* _Selected text_
^^^^^^^^^^^^^^^^

# Its only me



## Exploding Chestnuts (26 February 2016)

OK, so I had two cats, [littermates], and I think one got poisoned by a nutter next door [long story involving another neighbour who has several cats]. I was really upset by the death, though the poisoning evidence has only recently been revealed, it was not a good death..
So now I have one cat, and I was always ready for him to go first as he has a heart murmur, and is a lazy  B! [It almost seems he has a cut off of blood to his system every so often, quite often].  He now [since his sister died]  sleeps on my bed, and hangs around me, and I am sure he is preparing for Cat Heaven pretty soon. I have taken him to vet for a cat MOT, so really he is on countdown, in a way, though it may be years., it might be tomorrow.
I have had plenty of animals [ very few deaths!] so I kind of know the score.
Anyway, when he goes what is the best thing to do, I cannot live without a pet in the house, I need a small dog or a cat, or two cats.
I really want a friendly one which will sleep on my bed but go outside as well. Should I go for 2 kittens [I am oap] or take pot luck at Cat Protection League, or any other suggestion , I could foster a cat, but obviously am far too soft to let them go once they are happy at my home.
I need a plan, ty.


----------



## asmp (26 February 2016)

^^^^^^^^^^^^^^^^

* _What the exercise asks_
In the post, take the part that opens with the words "I have had plenty" and closes with "a plan, ty.", swap "kittens" for "puppies", and write out the result. The items are not needed.

^^^^^^^^^^^^^^^^

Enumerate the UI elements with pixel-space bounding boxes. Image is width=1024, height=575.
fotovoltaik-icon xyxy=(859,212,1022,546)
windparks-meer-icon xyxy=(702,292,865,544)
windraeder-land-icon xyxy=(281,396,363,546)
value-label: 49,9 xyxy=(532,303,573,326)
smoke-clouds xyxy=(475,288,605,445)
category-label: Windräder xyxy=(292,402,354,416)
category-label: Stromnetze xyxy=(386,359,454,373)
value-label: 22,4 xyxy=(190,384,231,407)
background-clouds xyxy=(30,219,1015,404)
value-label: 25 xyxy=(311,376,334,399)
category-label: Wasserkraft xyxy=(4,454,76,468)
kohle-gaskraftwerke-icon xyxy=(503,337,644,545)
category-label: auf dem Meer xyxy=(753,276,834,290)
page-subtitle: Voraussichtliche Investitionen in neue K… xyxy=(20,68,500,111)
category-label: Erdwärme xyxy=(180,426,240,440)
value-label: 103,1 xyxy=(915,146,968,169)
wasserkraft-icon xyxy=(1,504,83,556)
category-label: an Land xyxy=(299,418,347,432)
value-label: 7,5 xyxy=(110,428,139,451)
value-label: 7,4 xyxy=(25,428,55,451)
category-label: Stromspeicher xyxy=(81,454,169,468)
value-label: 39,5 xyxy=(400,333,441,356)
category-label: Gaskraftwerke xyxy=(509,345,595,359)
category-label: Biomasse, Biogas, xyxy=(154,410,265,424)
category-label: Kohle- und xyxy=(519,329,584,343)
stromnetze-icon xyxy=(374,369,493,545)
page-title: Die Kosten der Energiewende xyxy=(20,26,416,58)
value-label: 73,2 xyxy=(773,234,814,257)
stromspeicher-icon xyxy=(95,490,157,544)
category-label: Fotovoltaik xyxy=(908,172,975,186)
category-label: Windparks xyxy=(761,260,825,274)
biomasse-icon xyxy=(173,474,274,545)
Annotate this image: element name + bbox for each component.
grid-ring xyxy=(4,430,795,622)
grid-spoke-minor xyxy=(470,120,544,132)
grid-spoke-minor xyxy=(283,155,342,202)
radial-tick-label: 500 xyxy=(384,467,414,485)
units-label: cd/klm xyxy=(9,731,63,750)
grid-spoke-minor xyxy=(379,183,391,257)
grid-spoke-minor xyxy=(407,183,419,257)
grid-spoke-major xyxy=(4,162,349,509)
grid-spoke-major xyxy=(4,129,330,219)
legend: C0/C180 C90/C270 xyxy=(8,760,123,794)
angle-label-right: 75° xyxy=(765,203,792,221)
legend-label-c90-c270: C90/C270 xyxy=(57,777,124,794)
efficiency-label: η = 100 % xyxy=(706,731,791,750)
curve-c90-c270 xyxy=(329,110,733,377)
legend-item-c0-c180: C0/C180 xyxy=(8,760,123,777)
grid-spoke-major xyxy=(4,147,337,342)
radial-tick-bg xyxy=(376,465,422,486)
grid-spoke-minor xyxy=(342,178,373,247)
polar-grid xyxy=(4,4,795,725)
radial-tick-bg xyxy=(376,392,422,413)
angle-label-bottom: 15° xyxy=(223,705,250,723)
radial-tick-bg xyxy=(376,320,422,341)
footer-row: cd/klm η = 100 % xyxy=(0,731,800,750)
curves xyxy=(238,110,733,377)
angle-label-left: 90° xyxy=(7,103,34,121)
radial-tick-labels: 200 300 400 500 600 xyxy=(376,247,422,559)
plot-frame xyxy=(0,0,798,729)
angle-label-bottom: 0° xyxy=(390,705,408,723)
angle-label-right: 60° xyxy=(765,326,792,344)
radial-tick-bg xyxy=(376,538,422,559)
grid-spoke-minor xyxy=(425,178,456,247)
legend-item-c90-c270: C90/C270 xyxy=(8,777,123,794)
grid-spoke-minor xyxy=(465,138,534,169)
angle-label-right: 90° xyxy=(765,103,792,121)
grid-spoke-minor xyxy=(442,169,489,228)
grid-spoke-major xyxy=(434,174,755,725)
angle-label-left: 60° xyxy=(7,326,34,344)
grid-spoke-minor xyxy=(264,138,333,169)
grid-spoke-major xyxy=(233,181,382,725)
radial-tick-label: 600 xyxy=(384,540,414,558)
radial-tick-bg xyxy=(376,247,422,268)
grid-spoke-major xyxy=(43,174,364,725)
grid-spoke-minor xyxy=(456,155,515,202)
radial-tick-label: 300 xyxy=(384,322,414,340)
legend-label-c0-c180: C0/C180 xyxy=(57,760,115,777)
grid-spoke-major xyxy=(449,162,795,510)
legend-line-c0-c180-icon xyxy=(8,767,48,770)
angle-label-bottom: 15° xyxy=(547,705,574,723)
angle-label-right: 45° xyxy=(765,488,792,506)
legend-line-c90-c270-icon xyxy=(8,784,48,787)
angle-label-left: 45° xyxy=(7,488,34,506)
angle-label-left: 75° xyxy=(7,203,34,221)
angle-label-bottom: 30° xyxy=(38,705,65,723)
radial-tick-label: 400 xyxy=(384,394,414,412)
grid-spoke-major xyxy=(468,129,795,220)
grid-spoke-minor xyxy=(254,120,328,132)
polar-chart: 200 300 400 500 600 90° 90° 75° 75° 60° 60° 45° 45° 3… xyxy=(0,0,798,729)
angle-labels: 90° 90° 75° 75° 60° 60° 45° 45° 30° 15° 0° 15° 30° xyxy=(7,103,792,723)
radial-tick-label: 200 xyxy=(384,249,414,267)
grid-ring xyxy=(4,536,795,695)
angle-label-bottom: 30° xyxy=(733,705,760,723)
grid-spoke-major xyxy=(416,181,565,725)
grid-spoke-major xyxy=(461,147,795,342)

^^^^^^^^^^^^^^^^

* _Answer to this problem_
I have had plenty of animals [ very few deaths!] so I kind of know the score.
Anyway, when he goes what is the best thing to do, I cannot live without a pet in the house, I need a small dog or a cat, or two cats.
I really want a friendly one which will sleep on my bed but go outside as well. Should I go for 2 puppies [I am oap] or take pot luck at Cat Protection League, or any other suggestion , I could foster a cat, but obviously am far too soft to let them go once they are happy at my home.
I need a plan, ty.